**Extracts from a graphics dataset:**
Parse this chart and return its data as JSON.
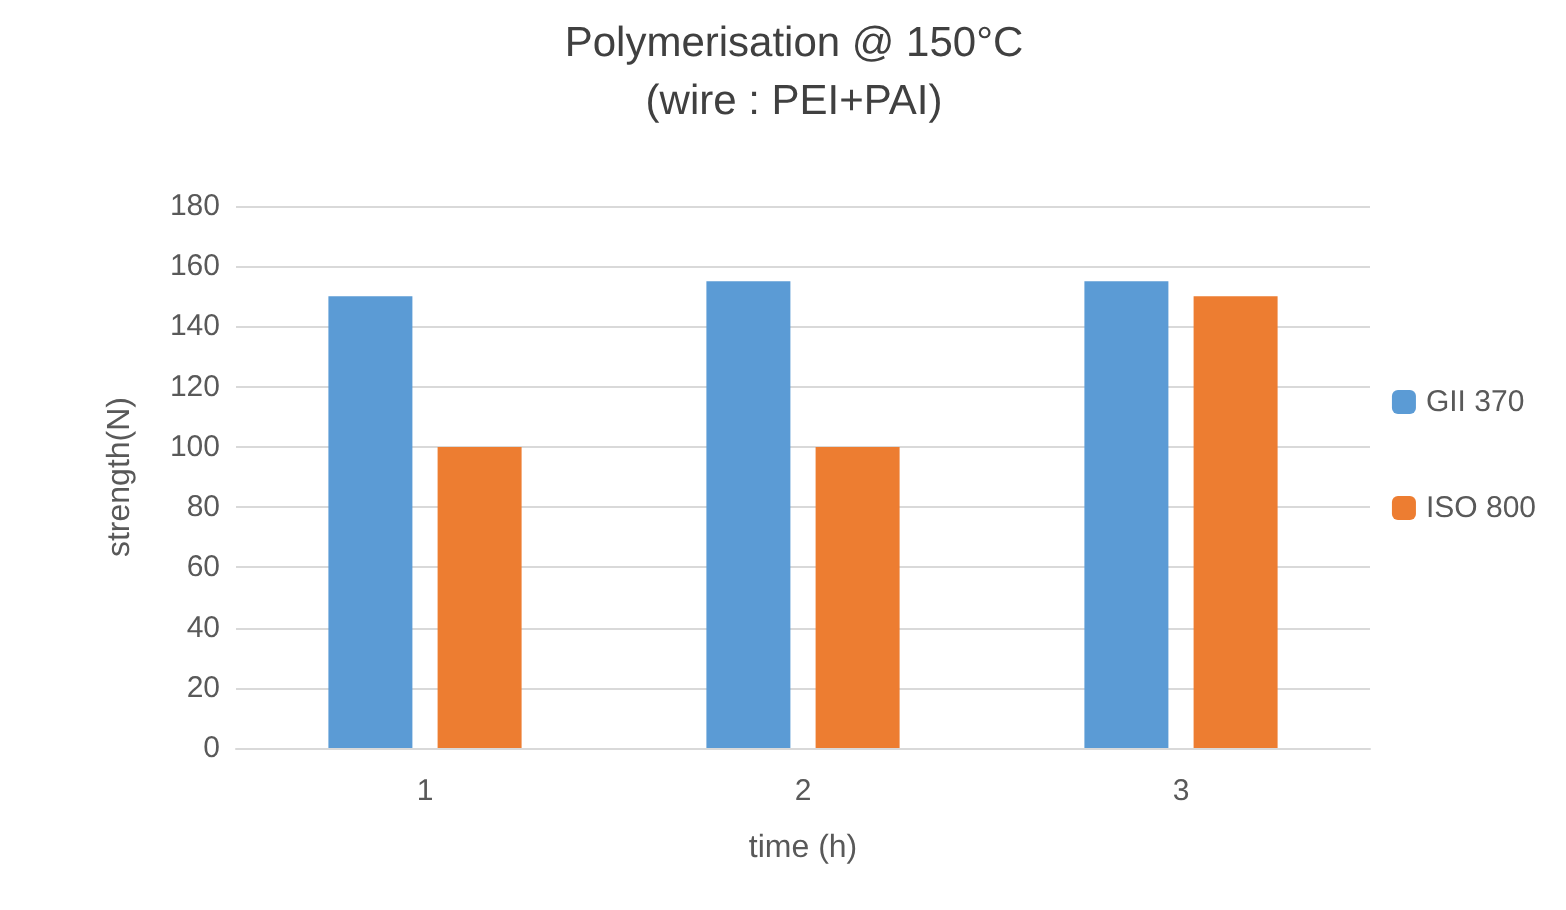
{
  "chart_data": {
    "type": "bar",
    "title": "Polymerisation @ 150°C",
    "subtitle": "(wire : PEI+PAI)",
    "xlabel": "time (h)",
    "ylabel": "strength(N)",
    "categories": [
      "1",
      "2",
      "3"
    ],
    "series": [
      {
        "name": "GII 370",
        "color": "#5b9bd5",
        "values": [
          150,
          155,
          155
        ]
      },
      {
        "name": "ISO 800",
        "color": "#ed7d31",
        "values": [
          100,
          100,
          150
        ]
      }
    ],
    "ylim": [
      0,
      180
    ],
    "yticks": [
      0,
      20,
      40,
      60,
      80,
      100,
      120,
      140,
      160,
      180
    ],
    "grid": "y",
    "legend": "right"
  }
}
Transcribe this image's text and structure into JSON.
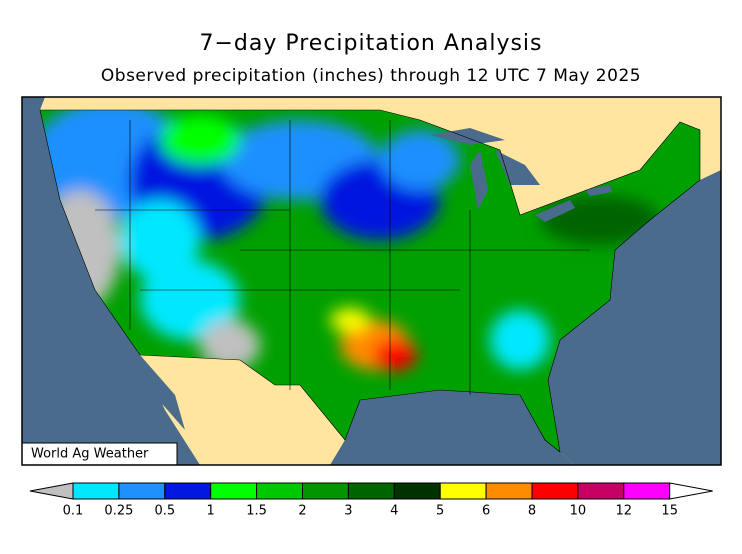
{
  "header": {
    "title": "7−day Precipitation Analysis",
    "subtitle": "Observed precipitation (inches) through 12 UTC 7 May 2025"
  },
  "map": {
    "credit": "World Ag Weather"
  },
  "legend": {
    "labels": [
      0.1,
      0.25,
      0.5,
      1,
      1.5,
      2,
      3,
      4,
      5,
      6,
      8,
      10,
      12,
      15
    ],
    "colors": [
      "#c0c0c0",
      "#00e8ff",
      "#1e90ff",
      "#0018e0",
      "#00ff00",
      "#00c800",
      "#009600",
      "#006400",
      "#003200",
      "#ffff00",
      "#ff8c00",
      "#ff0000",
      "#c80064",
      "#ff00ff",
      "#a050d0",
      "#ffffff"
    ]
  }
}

**GIVEN PROBLEM:**
The lines to be quoted run from the line containing "Transcribe this image's" through the end of the entries above, both included; quote them exactly and leave out any pictures.

**WRITTEN ANSWER:**
Transcribe this image's text and structure into JSON.
{
  "header": {
    "title": "7−day Precipitation Analysis",
    "subtitle": "Observed precipitation (inches) through 12 UTC 7 May 2025"
  },
  "map": {
    "credit": "World Ag Weather"
  },
  "legend": {
    "labels": [
      0.1,
      0.25,
      0.5,
      1,
      1.5,
      2,
      3,
      4,
      5,
      6,
      8,
      10,
      12,
      15
    ],
    "colors": [
      "#c0c0c0",
      "#00e8ff",
      "#1e90ff",
      "#0018e0",
      "#00ff00",
      "#00c800",
      "#009600",
      "#006400",
      "#003200",
      "#ffff00",
      "#ff8c00",
      "#ff0000",
      "#c80064",
      "#ff00ff",
      "#a050d0",
      "#ffffff"
    ]
  }
}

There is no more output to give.